Figure dataset records:
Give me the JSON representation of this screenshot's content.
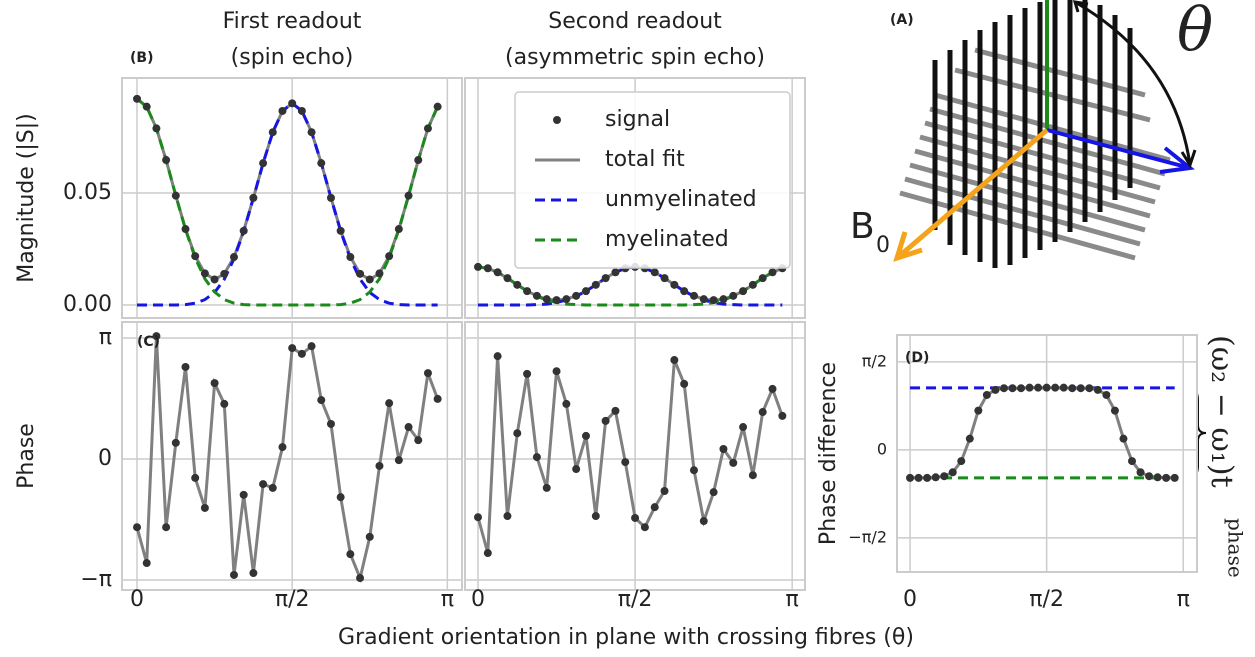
{
  "xlabel": "Gradient orientation in plane with crossing fibres (θ)",
  "diagram": {
    "label": "(A)",
    "angle_label": "θ",
    "field_label": "B",
    "field_subscript": "0"
  },
  "chart_data": [
    {
      "type": "line",
      "title": [
        "First readout",
        "(spin echo)"
      ],
      "panel": "(B)",
      "ylabel": "Magnitude (|S|)",
      "xlim": [
        -0.152,
        3.29
      ],
      "xticks": [
        0,
        1.5708,
        3.1416
      ],
      "ylim": [
        -0.0058,
        0.1013
      ],
      "yticks": [
        {
          "value": 0,
          "label": "0.00"
        },
        {
          "value": 0.05,
          "label": "0.05"
        }
      ],
      "grid": true,
      "x": [
        0,
        0.0982,
        0.1963,
        0.2945,
        0.3927,
        0.4909,
        0.589,
        0.6872,
        0.7854,
        0.8836,
        0.9817,
        1.0799,
        1.1781,
        1.2763,
        1.3744,
        1.4726,
        1.5708,
        1.669,
        1.7671,
        1.8653,
        1.9635,
        2.0617,
        2.1598,
        2.258,
        2.3562,
        2.4544,
        2.5525,
        2.6507,
        2.7489,
        2.8471,
        2.9452,
        3.0434
      ],
      "series": [
        {
          "style": "points",
          "color": "#333333",
          "values": [
            0.092,
            0.0885,
            0.0788,
            0.0647,
            0.0488,
            0.0339,
            0.0218,
            0.0141,
            0.0114,
            0.0139,
            0.0214,
            0.0331,
            0.0478,
            0.0633,
            0.0771,
            0.0866,
            0.09,
            0.0866,
            0.0771,
            0.0633,
            0.0478,
            0.0331,
            0.0214,
            0.0139,
            0.0114,
            0.0141,
            0.0218,
            0.0339,
            0.0488,
            0.0647,
            0.0788,
            0.0885
          ]
        },
        {
          "style": "line",
          "color": "#808080",
          "values": [
            0.092,
            0.0885,
            0.0788,
            0.0647,
            0.0488,
            0.0339,
            0.0218,
            0.0141,
            0.0114,
            0.0139,
            0.0214,
            0.0331,
            0.0478,
            0.0633,
            0.0771,
            0.0866,
            0.09,
            0.0866,
            0.0771,
            0.0633,
            0.0478,
            0.0331,
            0.0214,
            0.0139,
            0.0114,
            0.0141,
            0.0218,
            0.0339,
            0.0488,
            0.0647,
            0.0788,
            0.0885
          ]
        },
        {
          "style": "dashed",
          "color": "#1515e6",
          "values": [
            0,
            0,
            0,
            0,
            0,
            0.0002,
            0.0008,
            0.0024,
            0.0056,
            0.0115,
            0.0206,
            0.0329,
            0.0478,
            0.0633,
            0.0771,
            0.0866,
            0.09,
            0.0866,
            0.0771,
            0.0633,
            0.0478,
            0.0329,
            0.0206,
            0.0115,
            0.0056,
            0.0024,
            0.0008,
            0.0002,
            0,
            0,
            0,
            0
          ]
        },
        {
          "style": "dashed",
          "color": "#1a8a1a",
          "values": [
            0.092,
            0.0885,
            0.0788,
            0.0647,
            0.0488,
            0.0337,
            0.021,
            0.0117,
            0.0058,
            0.0024,
            0.0008,
            0.0002,
            0,
            0,
            0,
            0,
            0,
            0,
            0,
            0,
            0,
            0.0002,
            0.0008,
            0.0024,
            0.0058,
            0.0117,
            0.021,
            0.0337,
            0.0488,
            0.0647,
            0.0788,
            0.0885
          ]
        }
      ]
    },
    {
      "type": "line",
      "title": [
        "Second readout",
        "(asymmetric spin echo)"
      ],
      "xlim": [
        -0.13,
        3.27
      ],
      "xticks": [
        0,
        1.5708,
        3.1416
      ],
      "ylim": [
        -0.0058,
        0.1013
      ],
      "yticks": [
        0,
        0.05
      ],
      "grid": true,
      "legend": "upper right",
      "x": [
        0,
        0.0982,
        0.1963,
        0.2945,
        0.3927,
        0.4909,
        0.589,
        0.6872,
        0.7854,
        0.8836,
        0.9817,
        1.0799,
        1.1781,
        1.2763,
        1.3744,
        1.4726,
        1.5708,
        1.669,
        1.7671,
        1.8653,
        1.9635,
        2.0617,
        2.1598,
        2.258,
        2.3562,
        2.4544,
        2.5525,
        2.6507,
        2.7489,
        2.8471,
        2.9452,
        3.0434
      ],
      "series": [
        {
          "name": "signal",
          "style": "points",
          "color": "#333333",
          "values": [
            0.017,
            0.0164,
            0.0146,
            0.012,
            0.009,
            0.0062,
            0.0041,
            0.0026,
            0.0022,
            0.0026,
            0.0041,
            0.0062,
            0.009,
            0.012,
            0.0146,
            0.0164,
            0.017,
            0.0164,
            0.0146,
            0.012,
            0.009,
            0.0062,
            0.0041,
            0.0026,
            0.0022,
            0.0026,
            0.0041,
            0.0062,
            0.009,
            0.012,
            0.0146,
            0.0164
          ]
        },
        {
          "name": "total fit",
          "style": "line",
          "color": "#808080",
          "values": [
            0.017,
            0.0164,
            0.0146,
            0.012,
            0.009,
            0.0062,
            0.0041,
            0.0026,
            0.0022,
            0.0026,
            0.0041,
            0.0062,
            0.009,
            0.012,
            0.0146,
            0.0164,
            0.017,
            0.0164,
            0.0146,
            0.012,
            0.009,
            0.0062,
            0.0041,
            0.0026,
            0.0022,
            0.0026,
            0.0041,
            0.0062,
            0.009,
            0.012,
            0.0146,
            0.0164
          ]
        },
        {
          "name": "unmyelinated",
          "style": "dashed",
          "color": "#1515e6",
          "values": [
            0,
            0,
            0,
            0,
            0,
            0,
            0.0002,
            0.0004,
            0.0011,
            0.0022,
            0.0039,
            0.0062,
            0.009,
            0.012,
            0.0146,
            0.0164,
            0.017,
            0.0164,
            0.0146,
            0.012,
            0.009,
            0.0062,
            0.0039,
            0.0022,
            0.0011,
            0.0004,
            0.0002,
            0,
            0,
            0,
            0,
            0
          ]
        },
        {
          "name": "myelinated",
          "style": "dashed",
          "color": "#1a8a1a",
          "values": [
            0.017,
            0.0164,
            0.0146,
            0.012,
            0.009,
            0.0062,
            0.0039,
            0.0022,
            0.0011,
            0.0004,
            0.0002,
            0,
            0,
            0,
            0,
            0,
            0,
            0,
            0,
            0,
            0,
            0,
            0.0002,
            0.0004,
            0.0011,
            0.0022,
            0.0039,
            0.0062,
            0.009,
            0.012,
            0.0146,
            0.0164
          ]
        }
      ]
    },
    {
      "type": "line",
      "panel": "(C)",
      "ylabel": "Phase",
      "xlim": [
        -0.152,
        3.29
      ],
      "xticks": [
        {
          "value": 0,
          "label": "0"
        },
        {
          "value": 1.5708,
          "label": "π/2"
        },
        {
          "value": 3.1416,
          "label": "π"
        }
      ],
      "ylim": [
        -3.4,
        3.557
      ],
      "yticks": [
        {
          "value": 3.1416,
          "label": "π"
        },
        0,
        {
          "value": -3.1416,
          "label": "−π"
        }
      ],
      "grid": true,
      "x": [
        0,
        0.0982,
        0.1963,
        0.2945,
        0.3927,
        0.4909,
        0.589,
        0.6872,
        0.7854,
        0.8836,
        0.9817,
        1.0799,
        1.1781,
        1.2763,
        1.3744,
        1.4726,
        1.5708,
        1.669,
        1.7671,
        1.8653,
        1.9635,
        2.0617,
        2.1598,
        2.258,
        2.3562,
        2.4544,
        2.5525,
        2.6507,
        2.7489,
        2.8471,
        2.9452,
        3.0434
      ],
      "series": [
        {
          "style": "line_points",
          "color": "#808080",
          "marker_color": "#333333",
          "values": [
            -1.77,
            -2.7,
            3.19,
            -1.77,
            0.42,
            2.39,
            -0.49,
            -1.27,
            1.97,
            1.43,
            -3.01,
            -0.93,
            -2.96,
            -0.65,
            -0.75,
            0.31,
            2.88,
            2.73,
            2.93,
            1.53,
            0.91,
            -0.99,
            -2.47,
            -3.09,
            -2.02,
            -0.18,
            1.45,
            -0.03,
            0.83,
            0.49,
            2.23,
            1.56
          ]
        }
      ]
    },
    {
      "type": "line",
      "xlim": [
        -0.13,
        3.27
      ],
      "xticks": [
        {
          "value": 0,
          "label": "0"
        },
        {
          "value": 1.5708,
          "label": "π/2"
        },
        {
          "value": 3.1416,
          "label": "π"
        }
      ],
      "ylim": [
        -3.4,
        3.557
      ],
      "yticks": [
        3.1416,
        0,
        -3.1416
      ],
      "grid": true,
      "x": [
        0,
        0.0982,
        0.1963,
        0.2945,
        0.3927,
        0.4909,
        0.589,
        0.6872,
        0.7854,
        0.8836,
        0.9817,
        1.0799,
        1.1781,
        1.2763,
        1.3744,
        1.4726,
        1.5708,
        1.669,
        1.7671,
        1.8653,
        1.9635,
        2.0617,
        2.1598,
        2.258,
        2.3562,
        2.4544,
        2.5525,
        2.6507,
        2.7489,
        2.8471,
        2.9452,
        3.0434
      ],
      "series": [
        {
          "style": "line_points",
          "color": "#808080",
          "marker_color": "#333333",
          "values": [
            -1.51,
            -2.44,
            2.67,
            -1.48,
            0.67,
            2.21,
            0.05,
            -0.75,
            2.28,
            1.43,
            -0.26,
            0.6,
            -1.48,
            0.99,
            1.25,
            -0.08,
            -1.53,
            -1.77,
            -1.25,
            -0.83,
            2.57,
            1.95,
            -0.29,
            -1.61,
            -0.86,
            0.26,
            -0.1,
            0.83,
            -0.42,
            1.22,
            1.82,
            1.12
          ]
        }
      ]
    },
    {
      "type": "line",
      "panel": "(D)",
      "ylabel": "Phase difference",
      "annotation": "(ω₂ − ω₁)t",
      "annotation_subscript": "phase",
      "xlim": [
        -0.15,
        3.3
      ],
      "xticks": [
        {
          "value": 0,
          "label": "0"
        },
        {
          "value": 1.5708,
          "label": "π/2"
        },
        {
          "value": 3.1416,
          "label": "π"
        }
      ],
      "ylim": [
        -2.18,
        2.05
      ],
      "yticks": [
        {
          "value": 1.5708,
          "label": "π/2"
        },
        0,
        {
          "value": -1.5708,
          "label": "−π/2"
        }
      ],
      "grid": true,
      "hlines": [
        {
          "value": 1.107,
          "color": "#1515e6"
        },
        {
          "value": -0.5,
          "color": "#1a8a1a"
        }
      ],
      "x": [
        0,
        0.0982,
        0.1963,
        0.2945,
        0.3927,
        0.4909,
        0.589,
        0.6872,
        0.7854,
        0.8836,
        0.9817,
        1.0799,
        1.1781,
        1.2763,
        1.3744,
        1.4726,
        1.5708,
        1.669,
        1.7671,
        1.8653,
        1.9635,
        2.0617,
        2.1598,
        2.258,
        2.3562,
        2.4544,
        2.5525,
        2.6507,
        2.7489,
        2.8471,
        2.9452,
        3.0434
      ],
      "series": [
        {
          "style": "line_points",
          "color": "#808080",
          "marker_color": "#333333",
          "values": [
            -0.5,
            -0.5,
            -0.5,
            -0.49,
            -0.47,
            -0.4,
            -0.2,
            0.2,
            0.7,
            0.98,
            1.07,
            1.1,
            1.1,
            1.1,
            1.11,
            1.11,
            1.11,
            1.11,
            1.11,
            1.1,
            1.1,
            1.1,
            1.07,
            0.98,
            0.7,
            0.2,
            -0.2,
            -0.4,
            -0.47,
            -0.49,
            -0.5,
            -0.5
          ]
        }
      ]
    }
  ]
}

Directions for this task: Pick out, from the lines above, every one that contains the string "name".

Task answer:
          "name": "signal",
          "name": "total fit",
          "name": "unmyelinated",
          "name": "myelinated",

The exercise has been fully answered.